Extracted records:
[Start]

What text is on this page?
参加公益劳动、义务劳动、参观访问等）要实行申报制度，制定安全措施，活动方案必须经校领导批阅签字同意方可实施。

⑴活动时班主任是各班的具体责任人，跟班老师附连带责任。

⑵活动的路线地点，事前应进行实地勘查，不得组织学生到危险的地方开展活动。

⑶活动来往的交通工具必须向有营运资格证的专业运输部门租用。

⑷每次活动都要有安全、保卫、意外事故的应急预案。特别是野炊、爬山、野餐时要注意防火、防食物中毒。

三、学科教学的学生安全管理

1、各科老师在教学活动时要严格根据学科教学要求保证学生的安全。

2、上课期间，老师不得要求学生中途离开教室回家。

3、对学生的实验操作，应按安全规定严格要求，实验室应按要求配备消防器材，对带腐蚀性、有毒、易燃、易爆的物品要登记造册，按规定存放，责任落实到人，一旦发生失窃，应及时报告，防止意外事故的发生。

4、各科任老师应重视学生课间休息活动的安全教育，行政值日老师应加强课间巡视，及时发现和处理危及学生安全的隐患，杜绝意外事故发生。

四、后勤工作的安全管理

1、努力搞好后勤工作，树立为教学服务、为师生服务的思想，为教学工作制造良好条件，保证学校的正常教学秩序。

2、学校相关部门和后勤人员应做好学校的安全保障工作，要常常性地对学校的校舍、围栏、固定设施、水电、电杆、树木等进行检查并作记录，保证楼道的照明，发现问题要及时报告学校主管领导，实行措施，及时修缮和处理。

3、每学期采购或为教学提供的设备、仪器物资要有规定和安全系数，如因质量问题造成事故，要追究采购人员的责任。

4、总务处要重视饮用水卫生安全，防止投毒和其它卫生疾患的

[End]

Reproduce the entries above exactly.

§ **Completed exercise**
What text is on this page?
参加公益劳动、义务劳动、参观访问等）要实行申报制度，制定安全措施，活动方案必须经校领导批阅签字同意方可实施。

⑴活动时班主任是各班的具体责任人，跟班老师附连带责任。

⑵活动的路线地点，事前应进行实地勘查，不得组织学生到危险的地方开展活动。

⑶活动来往的交通工具必须向有营运资格证的专业运输部门租用。

⑷每次活动都要有安全、保卫、意外事故的应急预案。特别是野炊、爬山、野餐时要注意防火、防食物中毒。

三、学科教学的学生安全管理

1、各科老师在教学活动时要严格根据学科教学要求保证学生的安全。

2、上课期间，老师不得要求学生中途离开教室回家。

3、对学生的实验操作，应按安全规定严格要求，实验室应按要求配备消防器材，对带腐蚀性、有毒、易燃、易爆的物品要登记造册，按规定存放，责任落实到人，一旦发生失窃，应及时报告，防止意外事故的发生。

4、各科任老师应重视学生课间休息活动的安全教育，行政值日老师应加强课间巡视，及时发现和处理危及学生安全的隐患，杜绝意外事故发生。

四、后勤工作的安全管理

1、努力搞好后勤工作，树立为教学服务、为师生服务的思想，为教学工作制造良好条件，保证学校的正常教学秩序。

2、学校相关部门和后勤人员应做好学校的安全保障工作，要常常性地对学校的校舍、围栏、固定设施、水电、电杆、树木等进行检查并作记录，保证楼道的照明，发现问题要及时报告学校主管领导，实行措施，及时修缮和处理。

3、每学期采购或为教学提供的设备、仪器物资要有规定和安全系数，如因质量问题造成事故，要追究采购人员的责任。

4、总务处要重视饮用水卫生安全，防止投毒和其它卫生疾患的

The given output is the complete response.